━━━ RECORDS PROVIDED
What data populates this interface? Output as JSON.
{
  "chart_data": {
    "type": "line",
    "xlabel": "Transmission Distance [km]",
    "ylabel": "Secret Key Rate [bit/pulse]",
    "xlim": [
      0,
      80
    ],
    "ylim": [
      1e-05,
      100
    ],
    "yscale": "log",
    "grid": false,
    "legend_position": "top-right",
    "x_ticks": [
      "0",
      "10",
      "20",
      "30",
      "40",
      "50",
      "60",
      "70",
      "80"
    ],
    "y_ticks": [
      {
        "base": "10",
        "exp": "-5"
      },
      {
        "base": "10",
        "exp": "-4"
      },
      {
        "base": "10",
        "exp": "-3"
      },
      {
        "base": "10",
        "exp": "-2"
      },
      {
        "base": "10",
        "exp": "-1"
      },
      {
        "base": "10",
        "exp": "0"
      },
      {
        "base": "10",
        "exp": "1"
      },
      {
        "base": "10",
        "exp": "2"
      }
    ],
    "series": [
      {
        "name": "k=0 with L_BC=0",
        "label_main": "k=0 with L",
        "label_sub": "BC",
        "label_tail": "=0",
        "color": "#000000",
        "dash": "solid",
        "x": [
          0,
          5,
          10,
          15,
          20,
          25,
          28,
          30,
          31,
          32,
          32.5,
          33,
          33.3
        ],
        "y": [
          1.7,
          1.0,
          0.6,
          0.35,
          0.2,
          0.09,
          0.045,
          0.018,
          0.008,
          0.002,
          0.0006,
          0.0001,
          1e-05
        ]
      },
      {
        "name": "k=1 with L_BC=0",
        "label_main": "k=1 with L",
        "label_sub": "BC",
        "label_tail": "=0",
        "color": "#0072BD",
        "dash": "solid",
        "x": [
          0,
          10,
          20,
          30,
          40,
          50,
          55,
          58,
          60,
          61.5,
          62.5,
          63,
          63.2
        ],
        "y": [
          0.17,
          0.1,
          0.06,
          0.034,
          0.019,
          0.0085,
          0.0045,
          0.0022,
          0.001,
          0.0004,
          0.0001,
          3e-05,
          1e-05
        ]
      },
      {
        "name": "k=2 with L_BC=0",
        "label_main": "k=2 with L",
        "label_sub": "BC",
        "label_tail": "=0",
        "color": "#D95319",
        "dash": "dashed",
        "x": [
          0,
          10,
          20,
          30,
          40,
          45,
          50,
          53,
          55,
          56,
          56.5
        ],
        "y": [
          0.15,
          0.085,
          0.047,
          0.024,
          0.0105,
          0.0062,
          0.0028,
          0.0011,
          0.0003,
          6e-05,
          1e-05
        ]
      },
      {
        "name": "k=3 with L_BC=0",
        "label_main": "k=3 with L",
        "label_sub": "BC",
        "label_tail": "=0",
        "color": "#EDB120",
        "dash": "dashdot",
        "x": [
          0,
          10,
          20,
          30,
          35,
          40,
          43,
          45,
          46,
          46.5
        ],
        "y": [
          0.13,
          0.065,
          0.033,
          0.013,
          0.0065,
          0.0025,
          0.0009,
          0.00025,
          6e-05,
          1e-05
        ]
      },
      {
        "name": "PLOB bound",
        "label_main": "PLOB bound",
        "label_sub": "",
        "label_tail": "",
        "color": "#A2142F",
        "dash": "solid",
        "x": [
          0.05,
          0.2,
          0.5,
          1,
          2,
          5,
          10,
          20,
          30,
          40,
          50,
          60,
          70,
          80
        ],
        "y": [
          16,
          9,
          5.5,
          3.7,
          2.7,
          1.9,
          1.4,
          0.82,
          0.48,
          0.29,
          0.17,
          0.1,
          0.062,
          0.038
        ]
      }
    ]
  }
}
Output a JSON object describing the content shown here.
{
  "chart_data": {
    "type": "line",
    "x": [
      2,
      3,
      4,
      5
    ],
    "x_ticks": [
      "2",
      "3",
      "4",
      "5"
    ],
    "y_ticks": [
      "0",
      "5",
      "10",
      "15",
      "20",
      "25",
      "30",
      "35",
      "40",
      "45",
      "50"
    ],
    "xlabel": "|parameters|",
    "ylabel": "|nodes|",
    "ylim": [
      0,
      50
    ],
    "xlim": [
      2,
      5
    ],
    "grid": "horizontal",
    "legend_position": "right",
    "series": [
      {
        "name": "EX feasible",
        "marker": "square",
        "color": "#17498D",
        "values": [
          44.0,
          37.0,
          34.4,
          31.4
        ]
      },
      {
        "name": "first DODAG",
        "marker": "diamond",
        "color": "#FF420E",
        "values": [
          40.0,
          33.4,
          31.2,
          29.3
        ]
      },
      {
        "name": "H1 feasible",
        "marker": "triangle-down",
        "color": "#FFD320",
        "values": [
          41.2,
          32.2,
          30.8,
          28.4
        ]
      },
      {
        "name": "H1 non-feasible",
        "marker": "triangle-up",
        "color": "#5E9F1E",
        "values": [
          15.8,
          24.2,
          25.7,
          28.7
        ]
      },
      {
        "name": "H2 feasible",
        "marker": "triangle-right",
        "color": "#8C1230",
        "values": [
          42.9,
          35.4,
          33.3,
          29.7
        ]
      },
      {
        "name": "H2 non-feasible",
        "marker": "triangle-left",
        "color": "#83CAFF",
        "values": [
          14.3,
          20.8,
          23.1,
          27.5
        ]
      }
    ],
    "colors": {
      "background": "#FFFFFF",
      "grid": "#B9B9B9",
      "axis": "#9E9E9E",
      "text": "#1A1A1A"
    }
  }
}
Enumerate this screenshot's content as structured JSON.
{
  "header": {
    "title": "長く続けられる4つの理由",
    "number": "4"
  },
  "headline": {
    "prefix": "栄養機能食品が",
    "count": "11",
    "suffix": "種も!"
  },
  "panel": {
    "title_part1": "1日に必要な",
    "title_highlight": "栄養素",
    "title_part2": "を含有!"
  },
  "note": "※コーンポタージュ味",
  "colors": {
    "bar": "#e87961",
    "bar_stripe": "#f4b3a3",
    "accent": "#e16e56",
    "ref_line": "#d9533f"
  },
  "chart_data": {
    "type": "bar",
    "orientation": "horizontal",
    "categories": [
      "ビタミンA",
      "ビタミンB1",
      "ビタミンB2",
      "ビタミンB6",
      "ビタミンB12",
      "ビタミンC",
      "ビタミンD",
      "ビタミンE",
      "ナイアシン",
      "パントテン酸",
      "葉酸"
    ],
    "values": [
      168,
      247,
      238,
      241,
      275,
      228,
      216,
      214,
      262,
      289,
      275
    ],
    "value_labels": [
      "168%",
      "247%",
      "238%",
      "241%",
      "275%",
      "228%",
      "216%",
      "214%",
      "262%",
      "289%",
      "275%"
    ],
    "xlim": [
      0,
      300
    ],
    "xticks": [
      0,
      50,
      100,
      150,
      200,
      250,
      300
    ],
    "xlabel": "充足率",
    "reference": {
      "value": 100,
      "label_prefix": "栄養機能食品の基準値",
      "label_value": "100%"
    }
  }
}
━━━━━━
## [YOUR INSTRUCTIONS]
Every entry must be quoted exactly as it appears above.

## [RESULT BELOW]
What data populates this interface? Output as JSON.
{
  "chart_data": {
    "type": "line",
    "xlabel": "Transmission Distance [km]",
    "ylabel": "Secret Key Rate [bit/pulse]",
    "xlim": [
      0,
      80
    ],
    "ylim": [
      1e-05,
      100
    ],
    "yscale": "log",
    "grid": false,
    "legend_position": "top-right",
    "x_ticks": [
      "0",
      "10",
      "20",
      "30",
      "40",
      "50",
      "60",
      "70",
      "80"
    ],
    "y_ticks": [
      {
        "base": "10",
        "exp": "-5"
      },
      {
        "base": "10",
        "exp": "-4"
      },
      {
        "base": "10",
        "exp": "-3"
      },
      {
        "base": "10",
        "exp": "-2"
      },
      {
        "base": "10",
        "exp": "-1"
      },
      {
        "base": "10",
        "exp": "0"
      },
      {
        "base": "10",
        "exp": "1"
      },
      {
        "base": "10",
        "exp": "2"
      }
    ],
    "series": [
      {
        "name": "k=0 with L_BC=0",
        "label_main": "k=0 with L",
        "label_sub": "BC",
        "label_tail": "=0",
        "color": "#000000",
        "dash": "solid",
        "x": [
          0,
          5,
          10,
          15,
          20,
          25,
          28,
          30,
          31,
          32,
          32.5,
          33,
          33.3
        ],
        "y": [
          1.7,
          1.0,
          0.6,
          0.35,
          0.2,
          0.09,
          0.045,
          0.018,
          0.008,
          0.002,
          0.0006,
          0.0001,
          1e-05
        ]
      },
      {
        "name": "k=1 with L_BC=0",
        "label_main": "k=1 with L",
        "label_sub": "BC",
        "label_tail": "=0",
        "color": "#0072BD",
        "dash": "solid",
        "x": [
          0,
          10,
          20,
          30,
          40,
          50,
          55,
          58,
          60,
          61.5,
          62.5,
          63,
          63.2
        ],
        "y": [
          0.17,
          0.1,
          0.06,
          0.034,
          0.019,
          0.0085,
          0.0045,
          0.0022,
          0.001,
          0.0004,
          0.0001,
          3e-05,
          1e-05
        ]
      },
      {
        "name": "k=2 with L_BC=0",
        "label_main": "k=2 with L",
        "label_sub": "BC",
        "label_tail": "=0",
        "color": "#D95319",
        "dash": "dashed",
        "x": [
          0,
          10,
          20,
          30,
          40,
          45,
          50,
          53,
          55,
          56,
          56.5
        ],
        "y": [
          0.15,
          0.085,
          0.047,
          0.024,
          0.0105,
          0.0062,
          0.0028,
          0.0011,
          0.0003,
          6e-05,
          1e-05
        ]
      },
      {
        "name": "k=3 with L_BC=0",
        "label_main": "k=3 with L",
        "label_sub": "BC",
        "label_tail": "=0",
        "color": "#EDB120",
        "dash": "dashdot",
        "x": [
          0,
          10,
          20,
          30,
          35,
          40,
          43,
          45,
          46,
          46.5
        ],
        "y": [
          0.13,
          0.065,
          0.033,
          0.013,
          0.0065,
          0.0025,
          0.0009,
          0.00025,
          6e-05,
          1e-05
        ]
      },
      {
        "name": "PLOB bound",
        "label_main": "PLOB bound",
        "label_sub": "",
        "label_tail": "",
        "color": "#A2142F",
        "dash": "solid",
        "x": [
          0.05,
          0.2,
          0.5,
          1,
          2,
          5,
          10,
          20,
          30,
          40,
          50,
          60,
          70,
          80
        ],
        "y": [
          16,
          9,
          5.5,
          3.7,
          2.7,
          1.9,
          1.4,
          0.82,
          0.48,
          0.29,
          0.17,
          0.1,
          0.062,
          0.038
        ]
      }
    ]
  }
}
Output a JSON object describing the content shown here.
{
  "chart_data": {
    "type": "line",
    "x": [
      2,
      3,
      4,
      5
    ],
    "x_ticks": [
      "2",
      "3",
      "4",
      "5"
    ],
    "y_ticks": [
      "0",
      "5",
      "10",
      "15",
      "20",
      "25",
      "30",
      "35",
      "40",
      "45",
      "50"
    ],
    "xlabel": "|parameters|",
    "ylabel": "|nodes|",
    "ylim": [
      0,
      50
    ],
    "xlim": [
      2,
      5
    ],
    "grid": "horizontal",
    "legend_position": "right",
    "series": [
      {
        "name": "EX feasible",
        "marker": "square",
        "color": "#17498D",
        "values": [
          44.0,
          37.0,
          34.4,
          31.4
        ]
      },
      {
        "name": "first DODAG",
        "marker": "diamond",
        "color": "#FF420E",
        "values": [
          40.0,
          33.4,
          31.2,
          29.3
        ]
      },
      {
        "name": "H1 feasible",
        "marker": "triangle-down",
        "color": "#FFD320",
        "values": [
          41.2,
          32.2,
          30.8,
          28.4
        ]
      },
      {
        "name": "H1 non-feasible",
        "marker": "triangle-up",
        "color": "#5E9F1E",
        "values": [
          15.8,
          24.2,
          25.7,
          28.7
        ]
      },
      {
        "name": "H2 feasible",
        "marker": "triangle-right",
        "color": "#8C1230",
        "values": [
          42.9,
          35.4,
          33.3,
          29.7
        ]
      },
      {
        "name": "H2 non-feasible",
        "marker": "triangle-left",
        "color": "#83CAFF",
        "values": [
          14.3,
          20.8,
          23.1,
          27.5
        ]
      }
    ],
    "colors": {
      "background": "#FFFFFF",
      "grid": "#B9B9B9",
      "axis": "#9E9E9E",
      "text": "#1A1A1A"
    }
  }
}
Enumerate this screenshot's content as structured JSON.
{
  "header": {
    "title": "長く続けられる4つの理由",
    "number": "4"
  },
  "headline": {
    "prefix": "栄養機能食品が",
    "count": "11",
    "suffix": "種も!"
  },
  "panel": {
    "title_part1": "1日に必要な",
    "title_highlight": "栄養素",
    "title_part2": "を含有!"
  },
  "note": "※コーンポタージュ味",
  "colors": {
    "bar": "#e87961",
    "bar_stripe": "#f4b3a3",
    "accent": "#e16e56",
    "ref_line": "#d9533f"
  },
  "chart_data": {
    "type": "bar",
    "orientation": "horizontal",
    "categories": [
      "ビタミンA",
      "ビタミンB1",
      "ビタミンB2",
      "ビタミンB6",
      "ビタミンB12",
      "ビタミンC",
      "ビタミンD",
      "ビタミンE",
      "ナイアシン",
      "パントテン酸",
      "葉酸"
    ],
    "values": [
      168,
      247,
      238,
      241,
      275,
      228,
      216,
      214,
      262,
      289,
      275
    ],
    "value_labels": [
      "168%",
      "247%",
      "238%",
      "241%",
      "275%",
      "228%",
      "216%",
      "214%",
      "262%",
      "289%",
      "275%"
    ],
    "xlim": [
      0,
      300
    ],
    "xticks": [
      0,
      50,
      100,
      150,
      200,
      250,
      300
    ],
    "xlabel": "充足率",
    "reference": {
      "value": 100,
      "label_prefix": "栄養機能食品の基準値",
      "label_value": "100%"
    }
  }
}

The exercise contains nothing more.